### Material shown:
——
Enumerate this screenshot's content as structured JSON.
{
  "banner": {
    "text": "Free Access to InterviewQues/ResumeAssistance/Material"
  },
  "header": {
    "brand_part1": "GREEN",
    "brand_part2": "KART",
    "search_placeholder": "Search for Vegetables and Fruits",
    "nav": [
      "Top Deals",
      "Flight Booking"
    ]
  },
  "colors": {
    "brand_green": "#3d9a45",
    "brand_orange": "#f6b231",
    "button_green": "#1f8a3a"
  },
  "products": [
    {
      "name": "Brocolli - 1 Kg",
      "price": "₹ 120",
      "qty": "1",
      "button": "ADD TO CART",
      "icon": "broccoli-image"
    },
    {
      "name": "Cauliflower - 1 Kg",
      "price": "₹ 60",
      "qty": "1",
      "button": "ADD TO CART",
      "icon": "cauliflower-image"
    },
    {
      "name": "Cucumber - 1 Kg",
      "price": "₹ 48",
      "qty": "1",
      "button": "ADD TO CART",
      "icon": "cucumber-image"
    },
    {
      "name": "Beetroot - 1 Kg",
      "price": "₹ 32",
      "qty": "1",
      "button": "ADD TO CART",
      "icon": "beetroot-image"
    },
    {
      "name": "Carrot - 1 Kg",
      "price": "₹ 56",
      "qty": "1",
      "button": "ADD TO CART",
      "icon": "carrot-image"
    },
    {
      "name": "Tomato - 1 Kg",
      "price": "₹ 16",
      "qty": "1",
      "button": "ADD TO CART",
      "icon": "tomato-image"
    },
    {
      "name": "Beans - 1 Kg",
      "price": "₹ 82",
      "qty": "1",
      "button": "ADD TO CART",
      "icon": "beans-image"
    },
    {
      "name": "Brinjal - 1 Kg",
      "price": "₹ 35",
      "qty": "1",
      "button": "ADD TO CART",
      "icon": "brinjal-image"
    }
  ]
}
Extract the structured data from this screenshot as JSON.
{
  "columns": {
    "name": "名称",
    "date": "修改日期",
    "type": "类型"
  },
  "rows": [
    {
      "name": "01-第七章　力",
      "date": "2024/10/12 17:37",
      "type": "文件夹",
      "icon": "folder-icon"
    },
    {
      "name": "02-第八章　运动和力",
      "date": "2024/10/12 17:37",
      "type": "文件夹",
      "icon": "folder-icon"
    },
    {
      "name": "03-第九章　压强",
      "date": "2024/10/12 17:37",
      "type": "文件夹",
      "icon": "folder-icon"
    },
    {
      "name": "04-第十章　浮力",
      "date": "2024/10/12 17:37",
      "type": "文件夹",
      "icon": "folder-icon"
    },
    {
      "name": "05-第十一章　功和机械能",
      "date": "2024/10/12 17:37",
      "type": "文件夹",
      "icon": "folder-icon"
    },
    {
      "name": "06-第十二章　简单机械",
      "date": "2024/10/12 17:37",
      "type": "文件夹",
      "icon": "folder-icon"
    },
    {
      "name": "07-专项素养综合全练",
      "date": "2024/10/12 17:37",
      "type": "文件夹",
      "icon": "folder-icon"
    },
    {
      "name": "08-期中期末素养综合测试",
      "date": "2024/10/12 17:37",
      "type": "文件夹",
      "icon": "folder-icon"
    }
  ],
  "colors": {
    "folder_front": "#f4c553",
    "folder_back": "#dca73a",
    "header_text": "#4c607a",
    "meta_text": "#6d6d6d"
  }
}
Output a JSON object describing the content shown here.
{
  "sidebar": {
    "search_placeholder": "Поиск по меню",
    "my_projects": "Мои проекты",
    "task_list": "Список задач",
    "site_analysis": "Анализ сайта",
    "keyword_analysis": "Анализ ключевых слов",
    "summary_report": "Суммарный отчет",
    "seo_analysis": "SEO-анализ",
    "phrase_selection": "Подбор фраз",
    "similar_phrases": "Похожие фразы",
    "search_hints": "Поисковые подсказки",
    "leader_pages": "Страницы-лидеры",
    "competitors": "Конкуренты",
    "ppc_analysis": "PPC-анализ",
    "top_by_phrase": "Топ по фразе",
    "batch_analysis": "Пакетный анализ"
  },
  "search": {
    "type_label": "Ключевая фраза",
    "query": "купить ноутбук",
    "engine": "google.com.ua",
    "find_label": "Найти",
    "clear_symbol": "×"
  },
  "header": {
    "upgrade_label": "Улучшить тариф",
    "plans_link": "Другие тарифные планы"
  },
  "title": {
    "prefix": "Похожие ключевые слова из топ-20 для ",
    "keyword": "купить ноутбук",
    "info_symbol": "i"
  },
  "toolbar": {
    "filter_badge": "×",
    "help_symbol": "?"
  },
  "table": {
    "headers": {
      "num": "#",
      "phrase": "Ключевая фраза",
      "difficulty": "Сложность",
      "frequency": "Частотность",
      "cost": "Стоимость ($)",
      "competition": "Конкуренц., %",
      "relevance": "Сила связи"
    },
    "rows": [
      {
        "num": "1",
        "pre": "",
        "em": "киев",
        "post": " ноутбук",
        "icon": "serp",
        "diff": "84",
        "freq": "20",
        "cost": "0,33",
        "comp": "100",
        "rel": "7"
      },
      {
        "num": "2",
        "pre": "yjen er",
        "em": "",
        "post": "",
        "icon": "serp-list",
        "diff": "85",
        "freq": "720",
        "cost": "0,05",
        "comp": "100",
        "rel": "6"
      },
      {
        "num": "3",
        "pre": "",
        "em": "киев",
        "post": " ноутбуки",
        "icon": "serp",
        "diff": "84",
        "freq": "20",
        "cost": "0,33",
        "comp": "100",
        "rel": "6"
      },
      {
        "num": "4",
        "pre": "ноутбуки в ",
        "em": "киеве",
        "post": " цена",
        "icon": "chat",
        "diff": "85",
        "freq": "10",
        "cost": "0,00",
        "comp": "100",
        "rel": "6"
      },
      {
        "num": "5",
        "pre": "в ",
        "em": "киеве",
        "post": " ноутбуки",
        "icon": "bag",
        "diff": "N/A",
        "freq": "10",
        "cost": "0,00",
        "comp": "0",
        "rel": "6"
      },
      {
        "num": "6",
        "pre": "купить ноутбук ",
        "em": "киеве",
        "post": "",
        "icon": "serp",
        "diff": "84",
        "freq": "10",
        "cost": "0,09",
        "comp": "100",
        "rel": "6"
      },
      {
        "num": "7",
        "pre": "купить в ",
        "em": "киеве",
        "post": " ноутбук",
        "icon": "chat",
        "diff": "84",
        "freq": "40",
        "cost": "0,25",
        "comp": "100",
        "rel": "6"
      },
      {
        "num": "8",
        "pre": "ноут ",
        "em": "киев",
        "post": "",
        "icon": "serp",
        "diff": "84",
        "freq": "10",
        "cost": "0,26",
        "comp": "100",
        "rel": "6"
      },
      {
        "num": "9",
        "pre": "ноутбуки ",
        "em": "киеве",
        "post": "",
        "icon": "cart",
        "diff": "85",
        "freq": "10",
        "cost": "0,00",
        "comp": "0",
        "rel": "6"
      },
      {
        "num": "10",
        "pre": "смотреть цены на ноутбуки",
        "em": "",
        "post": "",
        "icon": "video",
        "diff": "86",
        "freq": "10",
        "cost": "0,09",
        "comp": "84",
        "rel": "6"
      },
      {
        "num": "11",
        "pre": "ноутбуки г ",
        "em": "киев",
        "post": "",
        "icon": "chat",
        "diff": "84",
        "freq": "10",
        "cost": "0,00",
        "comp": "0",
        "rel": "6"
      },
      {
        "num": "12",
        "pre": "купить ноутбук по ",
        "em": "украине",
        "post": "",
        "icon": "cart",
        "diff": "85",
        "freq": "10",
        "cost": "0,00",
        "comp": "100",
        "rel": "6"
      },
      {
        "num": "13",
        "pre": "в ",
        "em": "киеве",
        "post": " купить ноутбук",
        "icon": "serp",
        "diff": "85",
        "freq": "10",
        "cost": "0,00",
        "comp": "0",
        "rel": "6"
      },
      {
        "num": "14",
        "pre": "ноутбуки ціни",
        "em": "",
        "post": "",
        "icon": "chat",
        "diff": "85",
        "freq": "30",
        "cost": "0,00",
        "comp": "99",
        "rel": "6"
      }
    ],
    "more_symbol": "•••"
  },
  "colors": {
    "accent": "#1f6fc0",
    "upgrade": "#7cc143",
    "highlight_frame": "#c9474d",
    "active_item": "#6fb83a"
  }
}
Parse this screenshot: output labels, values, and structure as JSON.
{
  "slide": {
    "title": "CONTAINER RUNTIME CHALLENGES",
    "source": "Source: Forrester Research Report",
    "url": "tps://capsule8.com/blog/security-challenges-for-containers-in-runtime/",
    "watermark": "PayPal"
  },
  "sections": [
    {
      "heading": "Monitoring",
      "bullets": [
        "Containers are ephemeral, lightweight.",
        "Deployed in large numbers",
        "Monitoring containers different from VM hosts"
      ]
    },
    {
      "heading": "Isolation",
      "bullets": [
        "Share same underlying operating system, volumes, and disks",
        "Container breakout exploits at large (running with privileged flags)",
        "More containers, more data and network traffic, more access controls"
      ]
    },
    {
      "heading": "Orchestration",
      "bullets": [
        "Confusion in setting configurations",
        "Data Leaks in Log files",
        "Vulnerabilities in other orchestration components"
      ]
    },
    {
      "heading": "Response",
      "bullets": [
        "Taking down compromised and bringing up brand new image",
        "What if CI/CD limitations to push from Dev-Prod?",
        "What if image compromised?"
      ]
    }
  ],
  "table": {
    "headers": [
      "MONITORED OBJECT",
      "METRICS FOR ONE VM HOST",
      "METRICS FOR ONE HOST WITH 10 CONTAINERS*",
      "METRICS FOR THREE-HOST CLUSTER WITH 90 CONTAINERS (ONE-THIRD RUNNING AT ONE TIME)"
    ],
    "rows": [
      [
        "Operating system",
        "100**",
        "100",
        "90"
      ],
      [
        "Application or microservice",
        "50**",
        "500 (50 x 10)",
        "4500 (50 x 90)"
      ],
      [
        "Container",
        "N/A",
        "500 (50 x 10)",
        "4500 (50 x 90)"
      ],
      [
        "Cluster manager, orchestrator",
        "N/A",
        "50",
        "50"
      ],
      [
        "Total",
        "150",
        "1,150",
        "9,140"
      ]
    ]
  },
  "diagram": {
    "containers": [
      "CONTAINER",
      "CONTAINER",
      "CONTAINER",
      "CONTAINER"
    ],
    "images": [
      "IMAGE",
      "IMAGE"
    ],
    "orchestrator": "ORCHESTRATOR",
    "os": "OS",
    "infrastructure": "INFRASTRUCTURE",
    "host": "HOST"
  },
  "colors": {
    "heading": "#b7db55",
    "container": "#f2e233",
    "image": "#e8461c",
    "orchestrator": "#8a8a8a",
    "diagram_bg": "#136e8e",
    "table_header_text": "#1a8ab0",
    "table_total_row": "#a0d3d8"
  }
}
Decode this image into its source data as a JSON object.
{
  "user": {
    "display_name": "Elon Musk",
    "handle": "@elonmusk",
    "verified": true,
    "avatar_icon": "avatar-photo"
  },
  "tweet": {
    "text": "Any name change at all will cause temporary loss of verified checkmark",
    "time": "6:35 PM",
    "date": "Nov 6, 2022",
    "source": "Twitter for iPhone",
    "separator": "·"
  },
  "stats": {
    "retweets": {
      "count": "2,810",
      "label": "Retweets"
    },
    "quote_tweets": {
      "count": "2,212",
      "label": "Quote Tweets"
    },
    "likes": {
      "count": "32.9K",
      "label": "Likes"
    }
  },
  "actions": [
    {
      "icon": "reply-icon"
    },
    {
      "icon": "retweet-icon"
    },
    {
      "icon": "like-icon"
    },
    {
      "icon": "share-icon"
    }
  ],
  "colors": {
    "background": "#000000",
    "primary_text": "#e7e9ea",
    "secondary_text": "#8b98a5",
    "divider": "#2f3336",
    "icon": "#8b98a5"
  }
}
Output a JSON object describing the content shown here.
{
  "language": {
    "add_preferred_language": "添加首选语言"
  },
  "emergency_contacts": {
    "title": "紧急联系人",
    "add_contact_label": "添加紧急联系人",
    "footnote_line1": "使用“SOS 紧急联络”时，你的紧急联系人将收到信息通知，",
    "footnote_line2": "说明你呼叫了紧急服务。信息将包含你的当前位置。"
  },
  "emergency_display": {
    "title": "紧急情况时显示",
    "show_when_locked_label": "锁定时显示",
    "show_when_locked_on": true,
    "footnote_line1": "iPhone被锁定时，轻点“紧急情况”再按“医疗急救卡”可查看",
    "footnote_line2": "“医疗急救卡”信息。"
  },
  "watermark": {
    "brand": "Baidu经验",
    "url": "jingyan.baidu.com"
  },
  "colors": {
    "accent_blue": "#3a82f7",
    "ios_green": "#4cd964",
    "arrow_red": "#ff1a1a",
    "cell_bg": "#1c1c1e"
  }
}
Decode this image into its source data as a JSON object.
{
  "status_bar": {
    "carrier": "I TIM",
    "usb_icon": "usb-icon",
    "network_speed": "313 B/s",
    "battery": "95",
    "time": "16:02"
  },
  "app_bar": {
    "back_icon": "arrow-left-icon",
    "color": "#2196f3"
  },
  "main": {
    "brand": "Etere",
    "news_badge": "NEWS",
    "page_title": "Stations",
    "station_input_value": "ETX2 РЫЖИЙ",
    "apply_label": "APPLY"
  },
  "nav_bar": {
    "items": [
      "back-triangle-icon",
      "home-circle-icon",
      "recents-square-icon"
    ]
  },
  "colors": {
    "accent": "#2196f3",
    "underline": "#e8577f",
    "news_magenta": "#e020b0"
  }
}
——
### Given request:
From the listing above, find the number of lines with the word "ноутбуки" in them. Answer with the number only.

### Expected answer:
7